**** RECORDS TO PROCESS ****

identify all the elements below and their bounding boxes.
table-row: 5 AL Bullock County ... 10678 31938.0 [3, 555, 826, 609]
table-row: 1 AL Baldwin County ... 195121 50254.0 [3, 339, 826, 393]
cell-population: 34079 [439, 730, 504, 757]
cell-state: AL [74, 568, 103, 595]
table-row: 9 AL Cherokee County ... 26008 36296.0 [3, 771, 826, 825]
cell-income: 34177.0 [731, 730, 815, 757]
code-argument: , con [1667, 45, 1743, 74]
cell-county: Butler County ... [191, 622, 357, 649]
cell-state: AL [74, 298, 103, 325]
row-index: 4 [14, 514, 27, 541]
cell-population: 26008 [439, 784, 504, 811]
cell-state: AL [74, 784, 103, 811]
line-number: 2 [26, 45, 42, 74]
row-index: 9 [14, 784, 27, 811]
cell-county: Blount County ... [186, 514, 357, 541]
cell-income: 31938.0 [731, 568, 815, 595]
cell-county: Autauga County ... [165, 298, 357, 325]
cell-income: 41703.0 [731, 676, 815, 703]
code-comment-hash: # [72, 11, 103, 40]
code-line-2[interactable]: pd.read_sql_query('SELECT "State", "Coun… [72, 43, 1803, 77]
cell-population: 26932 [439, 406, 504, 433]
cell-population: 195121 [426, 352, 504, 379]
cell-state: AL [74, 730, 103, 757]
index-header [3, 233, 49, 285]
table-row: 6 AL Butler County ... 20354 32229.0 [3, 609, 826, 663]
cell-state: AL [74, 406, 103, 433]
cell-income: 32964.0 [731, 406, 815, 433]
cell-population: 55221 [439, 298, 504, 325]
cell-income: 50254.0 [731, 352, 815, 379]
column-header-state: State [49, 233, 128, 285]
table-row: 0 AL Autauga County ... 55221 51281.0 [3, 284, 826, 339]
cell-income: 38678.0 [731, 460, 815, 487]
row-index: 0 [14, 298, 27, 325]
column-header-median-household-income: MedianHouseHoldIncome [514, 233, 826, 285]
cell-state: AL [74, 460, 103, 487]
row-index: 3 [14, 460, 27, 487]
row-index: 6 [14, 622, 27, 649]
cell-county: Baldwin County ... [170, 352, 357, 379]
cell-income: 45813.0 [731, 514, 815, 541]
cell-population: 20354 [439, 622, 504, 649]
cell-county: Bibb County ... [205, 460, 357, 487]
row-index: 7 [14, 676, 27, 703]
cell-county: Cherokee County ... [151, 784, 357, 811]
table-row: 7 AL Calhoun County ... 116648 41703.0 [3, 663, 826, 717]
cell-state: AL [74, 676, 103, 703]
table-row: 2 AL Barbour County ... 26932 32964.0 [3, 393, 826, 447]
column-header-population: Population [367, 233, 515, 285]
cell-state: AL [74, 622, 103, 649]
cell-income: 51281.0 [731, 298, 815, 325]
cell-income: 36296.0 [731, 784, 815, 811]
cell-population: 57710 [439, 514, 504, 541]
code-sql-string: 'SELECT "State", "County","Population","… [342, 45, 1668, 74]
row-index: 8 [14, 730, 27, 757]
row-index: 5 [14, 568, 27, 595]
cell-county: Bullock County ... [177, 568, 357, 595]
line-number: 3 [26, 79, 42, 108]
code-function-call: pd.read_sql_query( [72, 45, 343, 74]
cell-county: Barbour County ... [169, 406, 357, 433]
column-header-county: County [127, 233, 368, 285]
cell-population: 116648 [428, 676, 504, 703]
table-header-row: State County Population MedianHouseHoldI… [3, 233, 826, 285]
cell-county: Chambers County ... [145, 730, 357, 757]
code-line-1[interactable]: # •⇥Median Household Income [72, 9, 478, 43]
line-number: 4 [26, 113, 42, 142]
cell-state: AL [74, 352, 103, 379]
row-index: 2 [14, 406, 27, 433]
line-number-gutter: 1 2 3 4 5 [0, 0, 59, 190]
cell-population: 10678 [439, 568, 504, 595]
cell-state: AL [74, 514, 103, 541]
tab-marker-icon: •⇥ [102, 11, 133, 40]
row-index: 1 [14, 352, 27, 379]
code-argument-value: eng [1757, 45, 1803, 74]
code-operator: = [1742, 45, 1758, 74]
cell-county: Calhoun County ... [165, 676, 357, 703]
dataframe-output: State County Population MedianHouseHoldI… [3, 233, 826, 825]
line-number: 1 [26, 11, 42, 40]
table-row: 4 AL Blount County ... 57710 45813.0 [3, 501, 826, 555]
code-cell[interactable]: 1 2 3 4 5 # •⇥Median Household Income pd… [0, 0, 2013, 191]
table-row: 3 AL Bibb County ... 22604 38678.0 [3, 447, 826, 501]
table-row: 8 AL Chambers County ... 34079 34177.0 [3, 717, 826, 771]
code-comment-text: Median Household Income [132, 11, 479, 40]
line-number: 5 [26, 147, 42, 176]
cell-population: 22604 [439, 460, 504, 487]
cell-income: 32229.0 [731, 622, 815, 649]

****

◆ **AIM**
Reproduce the material above in full, switching every "table-row" to "data-row" and leaving everything else unchanged.

◆ **RESULT OF THE EXERCISE**
identify all the elements below and their bounding boxes.
data-row: 5 AL Bullock County ... 10678 31938.0 [3, 555, 826, 609]
data-row: 1 AL Baldwin County ... 195121 50254.0 [3, 339, 826, 393]
cell-population: 34079 [439, 730, 504, 757]
cell-state: AL [74, 568, 103, 595]
data-row: 9 AL Cherokee County ... 26008 36296.0 [3, 771, 826, 825]
cell-income: 34177.0 [731, 730, 815, 757]
code-argument: , con [1667, 45, 1743, 74]
cell-county: Butler County ... [191, 622, 357, 649]
cell-state: AL [74, 298, 103, 325]
row-index: 4 [14, 514, 27, 541]
cell-population: 26008 [439, 784, 504, 811]
cell-state: AL [74, 784, 103, 811]
line-number: 2 [26, 45, 42, 74]
row-index: 9 [14, 784, 27, 811]
cell-county: Blount County ... [186, 514, 357, 541]
cell-income: 31938.0 [731, 568, 815, 595]
cell-county: Autauga County ... [165, 298, 357, 325]
cell-income: 41703.0 [731, 676, 815, 703]
code-comment-hash: # [72, 11, 103, 40]
code-line-2[interactable]: pd.read_sql_query('SELECT "State", "Coun… [72, 43, 1803, 77]
cell-population: 26932 [439, 406, 504, 433]
cell-population: 195121 [426, 352, 504, 379]
cell-state: AL [74, 730, 103, 757]
index-header [3, 233, 49, 285]
data-row: 6 AL Butler County ... 20354 32229.0 [3, 609, 826, 663]
cell-state: AL [74, 406, 103, 433]
cell-income: 32964.0 [731, 406, 815, 433]
cell-population: 55221 [439, 298, 504, 325]
cell-income: 50254.0 [731, 352, 815, 379]
column-header-state: State [49, 233, 128, 285]
data-row: 0 AL Autauga County ... 55221 51281.0 [3, 284, 826, 339]
cell-income: 38678.0 [731, 460, 815, 487]
row-index: 0 [14, 298, 27, 325]
column-header-median-household-income: MedianHouseHoldIncome [514, 233, 826, 285]
cell-state: AL [74, 460, 103, 487]
row-index: 3 [14, 460, 27, 487]
row-index: 6 [14, 622, 27, 649]
cell-county: Baldwin County ... [170, 352, 357, 379]
cell-income: 45813.0 [731, 514, 815, 541]
cell-population: 20354 [439, 622, 504, 649]
cell-county: Bibb County ... [205, 460, 357, 487]
row-index: 7 [14, 676, 27, 703]
cell-county: Cherokee County ... [151, 784, 357, 811]
data-row: 7 AL Calhoun County ... 116648 41703.0 [3, 663, 826, 717]
cell-state: AL [74, 676, 103, 703]
data-row: 2 AL Barbour County ... 26932 32964.0 [3, 393, 826, 447]
column-header-population: Population [367, 233, 515, 285]
cell-state: AL [74, 622, 103, 649]
cell-income: 51281.0 [731, 298, 815, 325]
cell-income: 36296.0 [731, 784, 815, 811]
cell-population: 57710 [439, 514, 504, 541]
code-sql-string: 'SELECT "State", "County","Population","… [342, 45, 1668, 74]
row-index: 8 [14, 730, 27, 757]
row-index: 5 [14, 568, 27, 595]
cell-county: Bullock County ... [177, 568, 357, 595]
line-number: 3 [26, 79, 42, 108]
code-function-call: pd.read_sql_query( [72, 45, 343, 74]
cell-county: Barbour County ... [169, 406, 357, 433]
column-header-county: County [127, 233, 368, 285]
cell-population: 116648 [428, 676, 504, 703]
table-header-row: State County Population MedianHouseHoldI… [3, 233, 826, 285]
cell-county: Chambers County ... [145, 730, 357, 757]
code-line-1[interactable]: # •⇥Median Household Income [72, 9, 478, 43]
line-number: 4 [26, 113, 42, 142]
cell-state: AL [74, 352, 103, 379]
row-index: 2 [14, 406, 27, 433]
line-number-gutter: 1 2 3 4 5 [0, 0, 59, 190]
cell-population: 10678 [439, 568, 504, 595]
cell-state: AL [74, 514, 103, 541]
tab-marker-icon: •⇥ [102, 11, 133, 40]
row-index: 1 [14, 352, 27, 379]
code-argument-value: eng [1757, 45, 1803, 74]
code-operator: = [1742, 45, 1758, 74]
cell-county: Calhoun County ... [165, 676, 357, 703]
dataframe-output: State County Population MedianHouseHoldI… [3, 233, 826, 825]
line-number: 1 [26, 11, 42, 40]
data-row: 4 AL Blount County ... 57710 45813.0 [3, 501, 826, 555]
code-cell[interactable]: 1 2 3 4 5 # •⇥Median Household Income pd… [0, 0, 2013, 191]
data-row: 3 AL Bibb County ... 22604 38678.0 [3, 447, 826, 501]
data-row: 8 AL Chambers County ... 34079 34177.0 [3, 717, 826, 771]
code-comment-text: Median Household Income [132, 11, 479, 40]
line-number: 5 [26, 147, 42, 176]
cell-population: 22604 [439, 460, 504, 487]
cell-income: 32229.0 [731, 622, 815, 649]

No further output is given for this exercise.